■ ENTRIES PROVIDED
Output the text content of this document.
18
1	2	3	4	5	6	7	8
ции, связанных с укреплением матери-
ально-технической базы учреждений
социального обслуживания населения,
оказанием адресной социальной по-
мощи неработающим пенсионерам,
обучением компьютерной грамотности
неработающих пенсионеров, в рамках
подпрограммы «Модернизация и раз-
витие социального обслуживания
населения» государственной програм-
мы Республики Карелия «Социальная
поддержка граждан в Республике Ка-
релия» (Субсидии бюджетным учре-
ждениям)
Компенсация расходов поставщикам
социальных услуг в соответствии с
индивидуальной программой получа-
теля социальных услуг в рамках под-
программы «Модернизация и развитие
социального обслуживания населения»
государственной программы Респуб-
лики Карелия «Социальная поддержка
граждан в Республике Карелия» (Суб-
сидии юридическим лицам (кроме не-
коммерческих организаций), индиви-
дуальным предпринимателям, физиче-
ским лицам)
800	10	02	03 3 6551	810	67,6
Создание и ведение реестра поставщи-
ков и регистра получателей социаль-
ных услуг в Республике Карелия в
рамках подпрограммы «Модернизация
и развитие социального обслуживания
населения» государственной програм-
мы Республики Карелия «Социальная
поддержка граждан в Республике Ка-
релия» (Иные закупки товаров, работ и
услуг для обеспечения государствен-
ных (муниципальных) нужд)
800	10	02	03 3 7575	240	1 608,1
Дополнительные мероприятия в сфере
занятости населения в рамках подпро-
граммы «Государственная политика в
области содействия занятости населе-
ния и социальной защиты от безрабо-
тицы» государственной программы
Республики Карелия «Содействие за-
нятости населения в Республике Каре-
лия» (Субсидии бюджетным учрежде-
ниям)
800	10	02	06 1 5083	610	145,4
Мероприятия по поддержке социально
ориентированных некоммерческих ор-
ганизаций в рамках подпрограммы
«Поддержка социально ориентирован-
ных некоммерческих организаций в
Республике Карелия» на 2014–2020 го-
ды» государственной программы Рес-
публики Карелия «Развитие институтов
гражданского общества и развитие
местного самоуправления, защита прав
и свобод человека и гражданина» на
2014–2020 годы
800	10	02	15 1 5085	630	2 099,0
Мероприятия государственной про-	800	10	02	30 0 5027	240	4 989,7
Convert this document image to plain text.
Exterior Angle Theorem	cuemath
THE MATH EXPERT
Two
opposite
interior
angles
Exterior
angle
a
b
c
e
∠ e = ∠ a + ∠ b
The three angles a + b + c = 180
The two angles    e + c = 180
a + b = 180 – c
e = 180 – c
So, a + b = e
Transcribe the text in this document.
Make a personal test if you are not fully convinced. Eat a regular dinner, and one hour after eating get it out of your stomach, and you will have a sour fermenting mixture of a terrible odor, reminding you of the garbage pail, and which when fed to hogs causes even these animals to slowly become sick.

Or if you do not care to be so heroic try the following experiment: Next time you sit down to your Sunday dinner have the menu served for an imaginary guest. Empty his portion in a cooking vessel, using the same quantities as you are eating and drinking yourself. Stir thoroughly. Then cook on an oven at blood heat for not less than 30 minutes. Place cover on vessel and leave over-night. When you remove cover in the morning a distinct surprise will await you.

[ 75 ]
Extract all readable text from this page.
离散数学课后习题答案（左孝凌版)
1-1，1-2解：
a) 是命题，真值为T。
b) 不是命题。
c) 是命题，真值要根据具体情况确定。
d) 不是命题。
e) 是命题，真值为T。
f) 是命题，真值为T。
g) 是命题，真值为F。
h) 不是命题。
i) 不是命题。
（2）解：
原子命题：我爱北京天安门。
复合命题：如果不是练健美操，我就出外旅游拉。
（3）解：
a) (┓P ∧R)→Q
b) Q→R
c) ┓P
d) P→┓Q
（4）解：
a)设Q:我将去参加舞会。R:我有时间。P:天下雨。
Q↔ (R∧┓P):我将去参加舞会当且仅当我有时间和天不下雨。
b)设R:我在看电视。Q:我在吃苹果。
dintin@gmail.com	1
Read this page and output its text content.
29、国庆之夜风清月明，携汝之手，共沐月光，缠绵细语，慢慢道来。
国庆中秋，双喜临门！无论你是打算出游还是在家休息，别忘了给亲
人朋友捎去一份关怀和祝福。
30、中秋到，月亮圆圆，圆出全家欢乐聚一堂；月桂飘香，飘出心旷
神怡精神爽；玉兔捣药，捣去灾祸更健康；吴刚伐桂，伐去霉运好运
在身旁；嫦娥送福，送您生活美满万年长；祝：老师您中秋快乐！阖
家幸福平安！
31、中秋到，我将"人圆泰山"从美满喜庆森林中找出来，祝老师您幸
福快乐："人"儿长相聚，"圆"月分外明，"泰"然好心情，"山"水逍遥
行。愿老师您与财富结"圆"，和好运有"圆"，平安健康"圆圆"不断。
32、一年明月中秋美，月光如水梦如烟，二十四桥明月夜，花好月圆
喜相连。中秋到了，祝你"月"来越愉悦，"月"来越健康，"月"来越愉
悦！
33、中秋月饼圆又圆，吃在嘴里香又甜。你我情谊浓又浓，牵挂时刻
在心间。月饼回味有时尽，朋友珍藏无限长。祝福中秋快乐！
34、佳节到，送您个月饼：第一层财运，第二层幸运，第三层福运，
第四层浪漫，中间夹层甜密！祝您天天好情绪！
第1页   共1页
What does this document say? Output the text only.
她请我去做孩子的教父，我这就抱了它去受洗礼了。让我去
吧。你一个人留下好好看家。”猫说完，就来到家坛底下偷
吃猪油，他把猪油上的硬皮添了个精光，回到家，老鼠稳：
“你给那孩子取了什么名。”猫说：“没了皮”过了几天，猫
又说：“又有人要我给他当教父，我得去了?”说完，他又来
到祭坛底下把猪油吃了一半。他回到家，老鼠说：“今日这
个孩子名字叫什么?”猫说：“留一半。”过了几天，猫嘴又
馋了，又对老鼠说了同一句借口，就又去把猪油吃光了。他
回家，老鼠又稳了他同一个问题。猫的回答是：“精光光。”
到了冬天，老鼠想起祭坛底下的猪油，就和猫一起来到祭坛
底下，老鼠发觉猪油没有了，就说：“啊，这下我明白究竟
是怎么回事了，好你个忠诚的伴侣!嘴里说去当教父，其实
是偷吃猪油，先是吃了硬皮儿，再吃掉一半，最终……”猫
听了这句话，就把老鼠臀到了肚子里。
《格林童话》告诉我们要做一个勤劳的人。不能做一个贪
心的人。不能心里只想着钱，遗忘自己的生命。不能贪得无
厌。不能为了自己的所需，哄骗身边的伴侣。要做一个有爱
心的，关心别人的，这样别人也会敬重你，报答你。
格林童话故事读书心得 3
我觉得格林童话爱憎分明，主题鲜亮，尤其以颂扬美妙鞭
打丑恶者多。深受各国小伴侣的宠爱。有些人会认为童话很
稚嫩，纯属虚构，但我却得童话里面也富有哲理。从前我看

■ WHAT IS NEEDED
Your task is to repeat every line exactly.

■ FINAL RESULT
Output the text content of this document.
18
1	2	3	4	5	6	7	8
ции, связанных с укреплением матери-
ально-технической базы учреждений
социального обслуживания населения,
оказанием адресной социальной по-
мощи неработающим пенсионерам,
обучением компьютерной грамотности
неработающих пенсионеров, в рамках
подпрограммы «Модернизация и раз-
витие социального обслуживания
населения» государственной програм-
мы Республики Карелия «Социальная
поддержка граждан в Республике Ка-
релия» (Субсидии бюджетным учре-
ждениям)
Компенсация расходов поставщикам
социальных услуг в соответствии с
индивидуальной программой получа-
теля социальных услуг в рамках под-
программы «Модернизация и развитие
социального обслуживания населения»
государственной программы Респуб-
лики Карелия «Социальная поддержка
граждан в Республике Карелия» (Суб-
сидии юридическим лицам (кроме не-
коммерческих организаций), индиви-
дуальным предпринимателям, физиче-
ским лицам)
800	10	02	03 3 6551	810	67,6
Создание и ведение реестра поставщи-
ков и регистра получателей социаль-
ных услуг в Республике Карелия в
рамках подпрограммы «Модернизация
и развитие социального обслуживания
населения» государственной програм-
мы Республики Карелия «Социальная
поддержка граждан в Республике Ка-
релия» (Иные закупки товаров, работ и
услуг для обеспечения государствен-
ных (муниципальных) нужд)
800	10	02	03 3 7575	240	1 608,1
Дополнительные мероприятия в сфере
занятости населения в рамках подпро-
граммы «Государственная политика в
области содействия занятости населе-
ния и социальной защиты от безрабо-
тицы» государственной программы
Республики Карелия «Содействие за-
нятости населения в Республике Каре-
лия» (Субсидии бюджетным учрежде-
ниям)
800	10	02	06 1 5083	610	145,4
Мероприятия по поддержке социально
ориентированных некоммерческих ор-
ганизаций в рамках подпрограммы
«Поддержка социально ориентирован-
ных некоммерческих организаций в
Республике Карелия» на 2014–2020 го-
ды» государственной программы Рес-
публики Карелия «Развитие институтов
гражданского общества и развитие
местного самоуправления, защита прав
и свобод человека и гражданина» на
2014–2020 годы
800	10	02	15 1 5085	630	2 099,0
Мероприятия государственной про-	800	10	02	30 0 5027	240	4 989,7
Convert this document image to plain text.
Exterior Angle Theorem	cuemath
THE MATH EXPERT
Two
opposite
interior
angles
Exterior
angle
a
b
c
e
∠ e = ∠ a + ∠ b
The three angles a + b + c = 180
The two angles    e + c = 180
a + b = 180 – c
e = 180 – c
So, a + b = e
Transcribe the text in this document.
Make a personal test if you are not fully convinced. Eat a regular dinner, and one hour after eating get it out of your stomach, and you will have a sour fermenting mixture of a terrible odor, reminding you of the garbage pail, and which when fed to hogs causes even these animals to slowly become sick.

Or if you do not care to be so heroic try the following experiment: Next time you sit down to your Sunday dinner have the menu served for an imaginary guest. Empty his portion in a cooking vessel, using the same quantities as you are eating and drinking yourself. Stir thoroughly. Then cook on an oven at blood heat for not less than 30 minutes. Place cover on vessel and leave over-night. When you remove cover in the morning a distinct surprise will await you.

[ 75 ]
Extract all readable text from this page.
离散数学课后习题答案（左孝凌版)
1-1，1-2解：
a) 是命题，真值为T。
b) 不是命题。
c) 是命题，真值要根据具体情况确定。
d) 不是命题。
e) 是命题，真值为T。
f) 是命题，真值为T。
g) 是命题，真值为F。
h) 不是命题。
i) 不是命题。
（2）解：
原子命题：我爱北京天安门。
复合命题：如果不是练健美操，我就出外旅游拉。
（3）解：
a) (┓P ∧R)→Q
b) Q→R
c) ┓P
d) P→┓Q
（4）解：
a)设Q:我将去参加舞会。R:我有时间。P:天下雨。
Q↔ (R∧┓P):我将去参加舞会当且仅当我有时间和天不下雨。
b)设R:我在看电视。Q:我在吃苹果。
dintin@gmail.com	1
Read this page and output its text content.
29、国庆之夜风清月明，携汝之手，共沐月光，缠绵细语，慢慢道来。
国庆中秋，双喜临门！无论你是打算出游还是在家休息，别忘了给亲
人朋友捎去一份关怀和祝福。
30、中秋到，月亮圆圆，圆出全家欢乐聚一堂；月桂飘香，飘出心旷
神怡精神爽；玉兔捣药，捣去灾祸更健康；吴刚伐桂，伐去霉运好运
在身旁；嫦娥送福，送您生活美满万年长；祝：老师您中秋快乐！阖
家幸福平安！
31、中秋到，我将"人圆泰山"从美满喜庆森林中找出来，祝老师您幸
福快乐："人"儿长相聚，"圆"月分外明，"泰"然好心情，"山"水逍遥
行。愿老师您与财富结"圆"，和好运有"圆"，平安健康"圆圆"不断。
32、一年明月中秋美，月光如水梦如烟，二十四桥明月夜，花好月圆
喜相连。中秋到了，祝你"月"来越愉悦，"月"来越健康，"月"来越愉
悦！
33、中秋月饼圆又圆，吃在嘴里香又甜。你我情谊浓又浓，牵挂时刻
在心间。月饼回味有时尽，朋友珍藏无限长。祝福中秋快乐！
34、佳节到，送您个月饼：第一层财运，第二层幸运，第三层福运，
第四层浪漫，中间夹层甜密！祝您天天好情绪！
第1页   共1页
What does this document say? Output the text only.
她请我去做孩子的教父，我这就抱了它去受洗礼了。让我去
吧。你一个人留下好好看家。”猫说完，就来到家坛底下偷
吃猪油，他把猪油上的硬皮添了个精光，回到家，老鼠稳：
“你给那孩子取了什么名。”猫说：“没了皮”过了几天，猫
又说：“又有人要我给他当教父，我得去了?”说完，他又来
到祭坛底下把猪油吃了一半。他回到家，老鼠说：“今日这
个孩子名字叫什么?”猫说：“留一半。”过了几天，猫嘴又
馋了，又对老鼠说了同一句借口，就又去把猪油吃光了。他
回家，老鼠又稳了他同一个问题。猫的回答是：“精光光。”
到了冬天，老鼠想起祭坛底下的猪油，就和猫一起来到祭坛
底下，老鼠发觉猪油没有了，就说：“啊，这下我明白究竟
是怎么回事了，好你个忠诚的伴侣!嘴里说去当教父，其实
是偷吃猪油，先是吃了硬皮儿，再吃掉一半，最终……”猫
听了这句话，就把老鼠臀到了肚子里。
《格林童话》告诉我们要做一个勤劳的人。不能做一个贪
心的人。不能心里只想着钱，遗忘自己的生命。不能贪得无
厌。不能为了自己的所需，哄骗身边的伴侣。要做一个有爱
心的，关心别人的，这样别人也会敬重你，报答你。
格林童话故事读书心得 3
我觉得格林童话爱憎分明，主题鲜亮，尤其以颂扬美妙鞭
打丑恶者多。深受各国小伴侣的宠爱。有些人会认为童话很
稚嫩，纯属虚构，但我却得童话里面也富有哲理。从前我看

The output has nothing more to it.